AIM OF THE EXERCISE — Below are some records. Say how many of their lines include the string "JSON", giving only the number.

+ + + + +

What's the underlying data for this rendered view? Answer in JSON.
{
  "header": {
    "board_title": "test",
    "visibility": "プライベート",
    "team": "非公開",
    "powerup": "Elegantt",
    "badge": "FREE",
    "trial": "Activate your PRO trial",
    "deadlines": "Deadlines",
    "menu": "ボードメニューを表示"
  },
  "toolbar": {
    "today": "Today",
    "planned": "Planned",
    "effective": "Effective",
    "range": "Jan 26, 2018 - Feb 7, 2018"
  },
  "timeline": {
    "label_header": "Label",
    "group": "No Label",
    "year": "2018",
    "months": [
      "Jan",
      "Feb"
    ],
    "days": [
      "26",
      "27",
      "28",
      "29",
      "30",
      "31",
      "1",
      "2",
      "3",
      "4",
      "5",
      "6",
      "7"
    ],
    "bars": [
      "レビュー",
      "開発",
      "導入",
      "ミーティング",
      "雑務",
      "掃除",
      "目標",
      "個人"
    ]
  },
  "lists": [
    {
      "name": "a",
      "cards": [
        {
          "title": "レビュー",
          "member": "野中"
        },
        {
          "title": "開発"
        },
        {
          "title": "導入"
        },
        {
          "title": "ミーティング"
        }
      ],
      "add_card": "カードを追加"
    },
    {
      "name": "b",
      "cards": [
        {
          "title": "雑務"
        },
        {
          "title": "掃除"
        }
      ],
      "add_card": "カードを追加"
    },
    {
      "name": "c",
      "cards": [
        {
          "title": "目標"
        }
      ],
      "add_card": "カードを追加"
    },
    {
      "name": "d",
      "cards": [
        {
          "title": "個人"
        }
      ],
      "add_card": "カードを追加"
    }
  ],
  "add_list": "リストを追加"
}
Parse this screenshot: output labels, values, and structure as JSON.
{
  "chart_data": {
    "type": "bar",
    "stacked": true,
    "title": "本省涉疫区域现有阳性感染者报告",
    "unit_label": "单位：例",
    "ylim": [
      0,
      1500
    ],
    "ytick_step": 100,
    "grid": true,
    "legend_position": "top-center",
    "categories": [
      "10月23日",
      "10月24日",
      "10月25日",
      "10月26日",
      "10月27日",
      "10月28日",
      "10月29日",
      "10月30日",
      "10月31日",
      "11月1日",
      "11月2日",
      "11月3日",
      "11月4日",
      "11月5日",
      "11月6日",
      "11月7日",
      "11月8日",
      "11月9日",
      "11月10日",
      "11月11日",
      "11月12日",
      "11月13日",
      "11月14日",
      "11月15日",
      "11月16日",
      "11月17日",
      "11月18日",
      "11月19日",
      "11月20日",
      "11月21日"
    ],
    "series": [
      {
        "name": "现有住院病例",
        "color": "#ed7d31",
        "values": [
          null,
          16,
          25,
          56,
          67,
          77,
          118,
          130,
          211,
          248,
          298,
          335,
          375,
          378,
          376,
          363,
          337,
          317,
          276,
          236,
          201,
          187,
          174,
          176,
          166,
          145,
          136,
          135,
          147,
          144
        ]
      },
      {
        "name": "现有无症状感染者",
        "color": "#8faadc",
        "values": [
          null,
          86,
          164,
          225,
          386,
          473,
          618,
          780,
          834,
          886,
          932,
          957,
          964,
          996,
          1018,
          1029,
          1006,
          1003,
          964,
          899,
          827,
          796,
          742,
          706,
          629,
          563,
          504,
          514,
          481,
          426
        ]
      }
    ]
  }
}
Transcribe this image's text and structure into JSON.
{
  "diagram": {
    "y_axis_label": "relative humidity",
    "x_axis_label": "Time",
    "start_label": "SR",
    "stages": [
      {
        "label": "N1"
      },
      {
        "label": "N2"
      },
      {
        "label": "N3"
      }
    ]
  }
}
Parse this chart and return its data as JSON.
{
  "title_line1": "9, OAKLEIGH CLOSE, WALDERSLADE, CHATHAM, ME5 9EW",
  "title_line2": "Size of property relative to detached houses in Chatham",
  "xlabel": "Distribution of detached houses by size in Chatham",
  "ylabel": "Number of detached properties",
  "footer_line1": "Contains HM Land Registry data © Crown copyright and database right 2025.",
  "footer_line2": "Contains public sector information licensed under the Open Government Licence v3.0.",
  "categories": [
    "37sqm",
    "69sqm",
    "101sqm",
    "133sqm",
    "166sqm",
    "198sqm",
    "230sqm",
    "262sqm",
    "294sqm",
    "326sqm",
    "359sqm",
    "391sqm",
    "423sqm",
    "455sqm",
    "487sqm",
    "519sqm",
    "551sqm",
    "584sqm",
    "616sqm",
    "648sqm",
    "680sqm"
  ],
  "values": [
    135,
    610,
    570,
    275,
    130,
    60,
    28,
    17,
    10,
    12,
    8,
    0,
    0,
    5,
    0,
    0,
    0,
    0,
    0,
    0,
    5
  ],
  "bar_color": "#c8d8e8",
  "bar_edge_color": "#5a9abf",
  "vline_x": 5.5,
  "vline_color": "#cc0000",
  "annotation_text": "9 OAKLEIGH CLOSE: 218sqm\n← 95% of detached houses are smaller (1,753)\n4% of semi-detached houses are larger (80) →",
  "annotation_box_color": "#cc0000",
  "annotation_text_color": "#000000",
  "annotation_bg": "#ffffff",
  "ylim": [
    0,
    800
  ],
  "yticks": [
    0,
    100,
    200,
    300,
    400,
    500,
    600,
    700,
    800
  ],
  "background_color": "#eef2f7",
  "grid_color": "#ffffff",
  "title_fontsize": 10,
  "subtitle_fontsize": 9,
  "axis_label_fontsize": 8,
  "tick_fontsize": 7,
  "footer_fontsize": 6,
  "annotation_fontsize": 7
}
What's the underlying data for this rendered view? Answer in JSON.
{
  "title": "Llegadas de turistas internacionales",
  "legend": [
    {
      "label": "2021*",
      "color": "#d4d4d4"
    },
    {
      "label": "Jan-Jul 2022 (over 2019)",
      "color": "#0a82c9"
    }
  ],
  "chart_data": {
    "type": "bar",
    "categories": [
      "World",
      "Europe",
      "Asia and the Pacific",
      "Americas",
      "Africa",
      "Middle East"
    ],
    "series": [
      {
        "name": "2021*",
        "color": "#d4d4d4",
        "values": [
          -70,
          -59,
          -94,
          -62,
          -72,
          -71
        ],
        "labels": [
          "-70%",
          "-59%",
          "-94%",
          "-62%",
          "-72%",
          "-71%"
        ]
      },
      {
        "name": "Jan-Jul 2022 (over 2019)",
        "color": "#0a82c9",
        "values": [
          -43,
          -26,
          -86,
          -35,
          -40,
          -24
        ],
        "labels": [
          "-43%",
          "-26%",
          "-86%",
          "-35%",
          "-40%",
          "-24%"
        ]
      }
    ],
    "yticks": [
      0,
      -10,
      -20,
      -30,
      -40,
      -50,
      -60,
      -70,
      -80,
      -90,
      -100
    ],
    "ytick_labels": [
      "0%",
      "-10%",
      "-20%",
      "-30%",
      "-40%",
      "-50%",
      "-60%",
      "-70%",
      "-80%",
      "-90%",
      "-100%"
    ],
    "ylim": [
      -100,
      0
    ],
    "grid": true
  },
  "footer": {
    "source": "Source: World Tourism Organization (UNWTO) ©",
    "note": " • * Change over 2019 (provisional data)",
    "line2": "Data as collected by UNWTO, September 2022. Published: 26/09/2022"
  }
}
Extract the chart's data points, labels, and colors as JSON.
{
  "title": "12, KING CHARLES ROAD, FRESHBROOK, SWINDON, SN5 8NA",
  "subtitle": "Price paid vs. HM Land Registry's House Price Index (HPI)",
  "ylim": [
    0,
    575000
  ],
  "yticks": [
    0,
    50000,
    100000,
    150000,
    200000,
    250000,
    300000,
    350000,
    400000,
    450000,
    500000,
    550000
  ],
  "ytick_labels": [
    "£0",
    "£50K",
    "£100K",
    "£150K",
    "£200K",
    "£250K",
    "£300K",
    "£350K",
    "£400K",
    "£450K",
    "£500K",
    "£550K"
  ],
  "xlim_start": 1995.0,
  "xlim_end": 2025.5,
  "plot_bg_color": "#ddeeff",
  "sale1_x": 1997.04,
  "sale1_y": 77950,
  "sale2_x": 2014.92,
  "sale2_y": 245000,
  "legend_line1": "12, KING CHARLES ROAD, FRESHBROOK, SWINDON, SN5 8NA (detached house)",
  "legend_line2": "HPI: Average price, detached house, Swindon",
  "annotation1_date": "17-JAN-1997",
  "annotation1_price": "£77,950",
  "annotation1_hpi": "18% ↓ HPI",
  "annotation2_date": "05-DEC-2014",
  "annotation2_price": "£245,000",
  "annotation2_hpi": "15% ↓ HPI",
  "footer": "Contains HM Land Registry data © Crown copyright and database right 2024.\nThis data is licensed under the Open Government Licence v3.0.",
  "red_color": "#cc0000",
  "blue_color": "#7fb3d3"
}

+ + + + +

TASK RESULT — 6